### PROMPT
Go through the material below and copy each line where the word "XX市轨道交通二十一号工程镇龙站" appears.

## START

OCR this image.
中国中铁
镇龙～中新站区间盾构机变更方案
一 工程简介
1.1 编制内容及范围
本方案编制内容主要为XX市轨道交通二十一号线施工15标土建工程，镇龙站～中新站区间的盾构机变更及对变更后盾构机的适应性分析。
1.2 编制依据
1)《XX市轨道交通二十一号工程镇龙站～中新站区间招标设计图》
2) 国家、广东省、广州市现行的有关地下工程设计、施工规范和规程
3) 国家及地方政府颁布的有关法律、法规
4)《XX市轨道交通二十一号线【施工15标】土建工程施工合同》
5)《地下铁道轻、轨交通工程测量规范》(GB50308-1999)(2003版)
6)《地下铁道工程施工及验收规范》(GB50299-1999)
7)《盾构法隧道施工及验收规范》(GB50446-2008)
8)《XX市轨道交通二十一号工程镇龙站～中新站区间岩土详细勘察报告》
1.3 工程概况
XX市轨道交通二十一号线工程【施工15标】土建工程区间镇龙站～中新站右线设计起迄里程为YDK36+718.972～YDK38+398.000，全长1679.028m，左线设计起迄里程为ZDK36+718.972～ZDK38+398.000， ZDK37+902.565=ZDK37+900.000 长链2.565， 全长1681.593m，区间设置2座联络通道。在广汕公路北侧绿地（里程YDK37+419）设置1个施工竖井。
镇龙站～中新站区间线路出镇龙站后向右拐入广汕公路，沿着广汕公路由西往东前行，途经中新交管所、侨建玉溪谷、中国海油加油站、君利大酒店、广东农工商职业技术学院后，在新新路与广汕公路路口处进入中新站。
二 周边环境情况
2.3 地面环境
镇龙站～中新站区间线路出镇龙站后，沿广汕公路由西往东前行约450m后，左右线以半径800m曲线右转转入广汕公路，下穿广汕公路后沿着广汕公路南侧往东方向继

## END

### TASK SOLUTION
1)《XX市轨道交通二十一号工程镇龙站～中新站区间招标设计图》
8)《XX市轨道交通二十一号工程镇龙站～中新站区间岩土详细勘察报告》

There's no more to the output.